--- Start of Extracted information ---

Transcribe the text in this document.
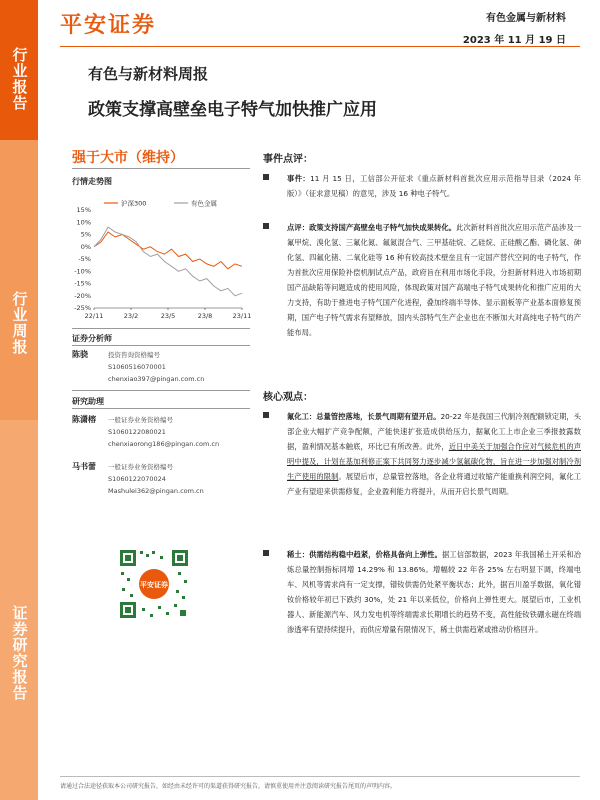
行业报告
行业周报
证券研究报告
平安证券	有色金属与新材料
2023 年 11 月 19 日
有色与新材料周报
政策支撑高壁垒电子特气加快推广应用
强于大市（维持）
行情走势图
沪深300	有色金属
15%
10%
5%
0%
-5%
-10%
-15%
-20%
-25%
22/11	23/2	23/5	23/8	23/11
证券分析师
陈骁	投资咨询资格编号
S1060516070001
chenxiao397@pingan.com.cn
研究助理
陈潇榕 一般证券业务资格编号
S1060122080021
chenxiaorong186@pingan.com.cn
马书蕾 一般证券业务资格编号
S1060122070024
Mashulei362@pingan.com.cn
平安证券
事件点评：
事件：11 月 15 日，工信部公开征求《重点新材料首批次应用示范指导目录（2024 年版）》（征求意见稿）的意见，涉及 16 种电子特气。
点评：政策支持国产高壁垒电子特气加快成果转化。此次新材料首批次应用示范产品涉及一氟甲烷、溴化氢、三氟化氮、氟氮混合气、三甲基硅烷、乙硅烷、正硅酸乙酯、磷化氢、砷化氢、四氟化锗、二氧化硅等 16 种有较高技术壁垒且有一定国产替代空间的电子特气，作为首批次应用保险补偿机制试点产品，政府旨在利用市场化手段，分担新材料进入市场初期国产品缺陷等问题造成的使用风险，体现政策对国产高端电子特气成果转化和推广应用的大力支持，有助于推进电子特气国产化进程，叠加终端半导体、显示面板等产业基本面修复预期，国产电子特气需求有望释放，国内头部特气生产企业也在不断加大对高纯电子特气的产能布局。
核心观点：
氟化工：总量管控落地，长景气周期有望开启。20-22 年是我国三代制冷剂配额锁定期，头部企业大幅扩产竞争配额，产能快速扩张造成供给压力，据氟化工上市企业三季报披露数据，盈利情况基本触底，环比已有所改善。此外，近日中美关于加强合作应对气候危机的声明中提及，计划在基加利修正案下共同努力逐步减少氢氟碳化物，旨在进一步加强对制冷剂生产使用的限制。展望后市，总量管控落地，各企业将通过收缩产能重换利润空间，氟化工产业有望迎来供需修复，企业盈利能力将提升，从而开启长景气周期。
稀土：供需结构稳中趋紧，价格具备向上弹性。据工信部数据，2023 年我国稀土开采和冶炼总量控制指标同增 14.29% 和 13.86%。增幅较 22 年各 25% 左右明显下调，终端电车、风机等需求尚有一定支撑，镨钕供需仍处紧平衡状态；此外，据百川盈孚数据，氧化镨钕价格较年初已下跌约 30%，处 21 年以来低位，价格向上弹性更大。展望后市，工业机器人、新能源汽车、风力发电机等终端需求长期增长的趋势不变，高性能钕铁硼永磁在终端渗透率有望持续提升，而供应增量有限情况下，稀土供需趋紧或推动价格回升。
请通过合法途径获取本公司研究报告，如经由未经许可的渠道获得研究报告，请慎重使用并注意阅读研究报告尾页的声明内容。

--- End of Extracted information ---

* **Written request**
Report each line in the preceding entries that holds the string "pingan".

* **Completed exercise**
chenxiao397@pingan.com.cn
chenxiaorong186@pingan.com.cn
Mashulei362@pingan.com.cn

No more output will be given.